— Begin Dataset content —

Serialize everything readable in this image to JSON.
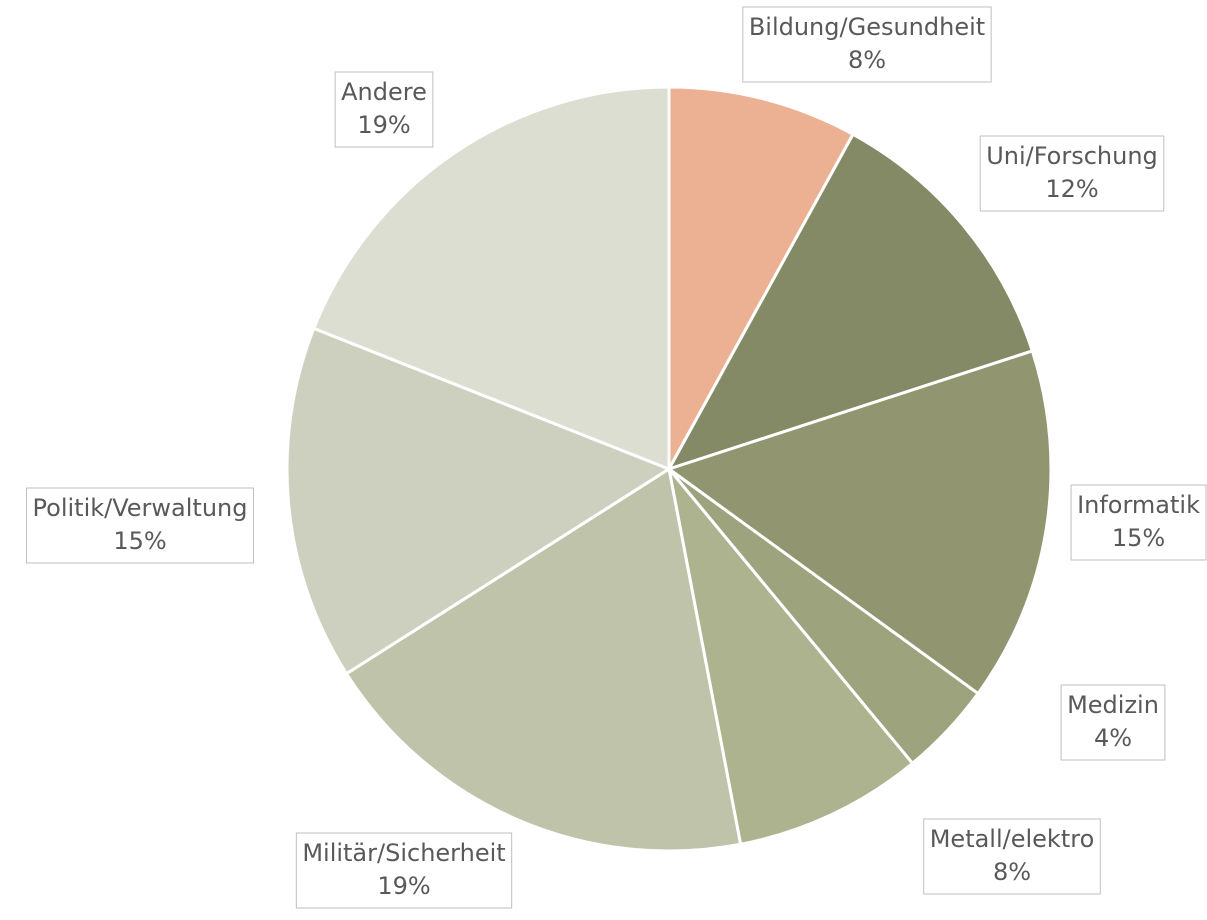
{
  "chart_data": {
    "type": "pie",
    "categories": [
      "Bildung/Gesundheit",
      "Uni/Forschung",
      "Informatik",
      "Medizin",
      "Metall/elektro",
      "Militär/Sicherheit",
      "Politik/Verwaltung",
      "Andere"
    ],
    "values": [
      8,
      12,
      15,
      4,
      8,
      19,
      15,
      19
    ],
    "value_labels": [
      "8%",
      "12%",
      "15%",
      "4%",
      "8%",
      "19%",
      "15%",
      "19%"
    ],
    "colors": [
      "#ebb192",
      "#848a66",
      "#919670",
      "#9da37d",
      "#adb38f",
      "#bfc3a9",
      "#cdd0bf",
      "#dcded2"
    ]
  }
}
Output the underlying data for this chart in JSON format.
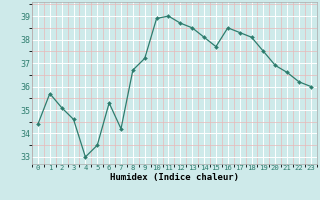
{
  "x": [
    0,
    1,
    2,
    3,
    4,
    5,
    6,
    7,
    8,
    9,
    10,
    11,
    12,
    13,
    14,
    15,
    16,
    17,
    18,
    19,
    20,
    21,
    22,
    23
  ],
  "y": [
    34.4,
    35.7,
    35.1,
    34.6,
    33.0,
    33.5,
    35.3,
    34.2,
    36.7,
    37.2,
    38.9,
    39.0,
    38.7,
    38.5,
    38.1,
    37.7,
    38.5,
    38.3,
    38.1,
    37.5,
    36.9,
    36.6,
    36.2,
    36.0
  ],
  "line_color": "#2e7d6e",
  "marker": "D",
  "marker_size": 2.0,
  "bg_color": "#ceeaea",
  "grid_major_color": "#ffffff",
  "grid_minor_color": "#e8b8b8",
  "xlabel": "Humidex (Indice chaleur)",
  "ylim": [
    32.7,
    39.6
  ],
  "xlim": [
    -0.5,
    23.5
  ],
  "yticks": [
    33,
    34,
    35,
    36,
    37,
    38,
    39
  ],
  "xticks": [
    0,
    1,
    2,
    3,
    4,
    5,
    6,
    7,
    8,
    9,
    10,
    11,
    12,
    13,
    14,
    15,
    16,
    17,
    18,
    19,
    20,
    21,
    22,
    23
  ],
  "xlabel_fontsize": 6.5,
  "ytick_fontsize": 6.0,
  "xtick_fontsize": 5.2,
  "spine_color": "#aaaaaa",
  "tick_color": "#2e7d6e"
}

— End Dataset content —

> _Written request_: All of the material above is to be copied exactly, except for its images.

> _Solution to the exercise_:
Serialize everything readable in this image to JSON.
{
  "chart_data": {
    "type": "pie",
    "categories": [
      "Bildung/Gesundheit",
      "Uni/Forschung",
      "Informatik",
      "Medizin",
      "Metall/elektro",
      "Militär/Sicherheit",
      "Politik/Verwaltung",
      "Andere"
    ],
    "values": [
      8,
      12,
      15,
      4,
      8,
      19,
      15,
      19
    ],
    "value_labels": [
      "8%",
      "12%",
      "15%",
      "4%",
      "8%",
      "19%",
      "15%",
      "19%"
    ],
    "colors": [
      "#ebb192",
      "#848a66",
      "#919670",
      "#9da37d",
      "#adb38f",
      "#bfc3a9",
      "#cdd0bf",
      "#dcded2"
    ]
  }
}
Output the underlying data for this chart in JSON format.
{
  "x": [
    0,
    1,
    2,
    3,
    4,
    5,
    6,
    7,
    8,
    9,
    10,
    11,
    12,
    13,
    14,
    15,
    16,
    17,
    18,
    19,
    20,
    21,
    22,
    23
  ],
  "y": [
    34.4,
    35.7,
    35.1,
    34.6,
    33.0,
    33.5,
    35.3,
    34.2,
    36.7,
    37.2,
    38.9,
    39.0,
    38.7,
    38.5,
    38.1,
    37.7,
    38.5,
    38.3,
    38.1,
    37.5,
    36.9,
    36.6,
    36.2,
    36.0
  ],
  "line_color": "#2e7d6e",
  "marker": "D",
  "marker_size": 2.0,
  "bg_color": "#ceeaea",
  "grid_major_color": "#ffffff",
  "grid_minor_color": "#e8b8b8",
  "xlabel": "Humidex (Indice chaleur)",
  "ylim": [
    32.7,
    39.6
  ],
  "xlim": [
    -0.5,
    23.5
  ],
  "yticks": [
    33,
    34,
    35,
    36,
    37,
    38,
    39
  ],
  "xticks": [
    0,
    1,
    2,
    3,
    4,
    5,
    6,
    7,
    8,
    9,
    10,
    11,
    12,
    13,
    14,
    15,
    16,
    17,
    18,
    19,
    20,
    21,
    22,
    23
  ],
  "xlabel_fontsize": 6.5,
  "ytick_fontsize": 6.0,
  "xtick_fontsize": 5.2,
  "spine_color": "#aaaaaa",
  "tick_color": "#2e7d6e"
}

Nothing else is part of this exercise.